■ Your objective ■
Copy out all of the data below with no alterations.
-- START OF Data for the task --
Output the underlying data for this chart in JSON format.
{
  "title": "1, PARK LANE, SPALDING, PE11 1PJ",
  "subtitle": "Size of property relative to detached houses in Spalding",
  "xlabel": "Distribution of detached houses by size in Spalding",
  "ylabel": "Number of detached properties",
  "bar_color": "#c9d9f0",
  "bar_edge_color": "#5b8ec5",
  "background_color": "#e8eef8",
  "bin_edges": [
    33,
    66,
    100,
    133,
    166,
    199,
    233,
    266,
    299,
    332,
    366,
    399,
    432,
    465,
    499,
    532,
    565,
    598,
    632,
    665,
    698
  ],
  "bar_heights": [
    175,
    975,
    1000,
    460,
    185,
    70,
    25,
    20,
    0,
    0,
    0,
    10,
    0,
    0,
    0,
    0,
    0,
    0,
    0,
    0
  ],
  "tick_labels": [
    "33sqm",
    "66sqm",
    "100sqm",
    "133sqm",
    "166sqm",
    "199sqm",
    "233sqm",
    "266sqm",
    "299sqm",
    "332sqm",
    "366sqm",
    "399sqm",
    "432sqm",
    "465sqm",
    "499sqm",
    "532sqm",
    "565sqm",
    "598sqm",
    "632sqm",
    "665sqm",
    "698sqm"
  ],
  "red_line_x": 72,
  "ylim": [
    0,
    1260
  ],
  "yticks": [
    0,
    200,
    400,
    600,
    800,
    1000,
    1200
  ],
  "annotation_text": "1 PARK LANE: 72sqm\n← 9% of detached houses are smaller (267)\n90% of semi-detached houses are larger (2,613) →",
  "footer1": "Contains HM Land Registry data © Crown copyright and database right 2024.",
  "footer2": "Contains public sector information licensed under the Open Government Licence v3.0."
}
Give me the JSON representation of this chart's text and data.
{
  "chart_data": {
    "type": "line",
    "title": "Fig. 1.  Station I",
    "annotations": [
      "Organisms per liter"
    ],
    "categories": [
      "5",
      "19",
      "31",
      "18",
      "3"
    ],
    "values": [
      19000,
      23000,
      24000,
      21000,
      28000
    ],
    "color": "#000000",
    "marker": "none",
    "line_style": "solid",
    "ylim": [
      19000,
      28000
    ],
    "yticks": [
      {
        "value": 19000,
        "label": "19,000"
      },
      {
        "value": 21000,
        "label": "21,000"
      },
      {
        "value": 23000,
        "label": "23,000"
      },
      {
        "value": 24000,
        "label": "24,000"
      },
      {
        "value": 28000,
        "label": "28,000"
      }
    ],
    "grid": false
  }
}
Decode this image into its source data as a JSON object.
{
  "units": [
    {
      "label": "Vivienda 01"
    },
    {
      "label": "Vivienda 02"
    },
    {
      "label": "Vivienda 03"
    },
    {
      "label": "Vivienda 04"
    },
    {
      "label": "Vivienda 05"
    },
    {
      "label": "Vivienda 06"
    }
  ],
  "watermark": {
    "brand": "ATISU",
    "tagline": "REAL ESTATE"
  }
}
-- END OF Data for the task --
■ Final result ■
Output the underlying data for this chart in JSON format.
{
  "title": "1, PARK LANE, SPALDING, PE11 1PJ",
  "subtitle": "Size of property relative to detached houses in Spalding",
  "xlabel": "Distribution of detached houses by size in Spalding",
  "ylabel": "Number of detached properties",
  "bar_color": "#c9d9f0",
  "bar_edge_color": "#5b8ec5",
  "background_color": "#e8eef8",
  "bin_edges": [
    33,
    66,
    100,
    133,
    166,
    199,
    233,
    266,
    299,
    332,
    366,
    399,
    432,
    465,
    499,
    532,
    565,
    598,
    632,
    665,
    698
  ],
  "bar_heights": [
    175,
    975,
    1000,
    460,
    185,
    70,
    25,
    20,
    0,
    0,
    0,
    10,
    0,
    0,
    0,
    0,
    0,
    0,
    0,
    0
  ],
  "tick_labels": [
    "33sqm",
    "66sqm",
    "100sqm",
    "133sqm",
    "166sqm",
    "199sqm",
    "233sqm",
    "266sqm",
    "299sqm",
    "332sqm",
    "366sqm",
    "399sqm",
    "432sqm",
    "465sqm",
    "499sqm",
    "532sqm",
    "565sqm",
    "598sqm",
    "632sqm",
    "665sqm",
    "698sqm"
  ],
  "red_line_x": 72,
  "ylim": [
    0,
    1260
  ],
  "yticks": [
    0,
    200,
    400,
    600,
    800,
    1000,
    1200
  ],
  "annotation_text": "1 PARK LANE: 72sqm\n← 9% of detached houses are smaller (267)\n90% of semi-detached houses are larger (2,613) →",
  "footer1": "Contains HM Land Registry data © Crown copyright and database right 2024.",
  "footer2": "Contains public sector information licensed under the Open Government Licence v3.0."
}
Give me the JSON representation of this chart's text and data.
{
  "chart_data": {
    "type": "line",
    "title": "Fig. 1.  Station I",
    "annotations": [
      "Organisms per liter"
    ],
    "categories": [
      "5",
      "19",
      "31",
      "18",
      "3"
    ],
    "values": [
      19000,
      23000,
      24000,
      21000,
      28000
    ],
    "color": "#000000",
    "marker": "none",
    "line_style": "solid",
    "ylim": [
      19000,
      28000
    ],
    "yticks": [
      {
        "value": 19000,
        "label": "19,000"
      },
      {
        "value": 21000,
        "label": "21,000"
      },
      {
        "value": 23000,
        "label": "23,000"
      },
      {
        "value": 24000,
        "label": "24,000"
      },
      {
        "value": 28000,
        "label": "28,000"
      }
    ],
    "grid": false
  }
}
Decode this image into its source data as a JSON object.
{
  "units": [
    {
      "label": "Vivienda 01"
    },
    {
      "label": "Vivienda 02"
    },
    {
      "label": "Vivienda 03"
    },
    {
      "label": "Vivienda 04"
    },
    {
      "label": "Vivienda 05"
    },
    {
      "label": "Vivienda 06"
    }
  ],
  "watermark": {
    "brand": "ATISU",
    "tagline": "REAL ESTATE"
  }
}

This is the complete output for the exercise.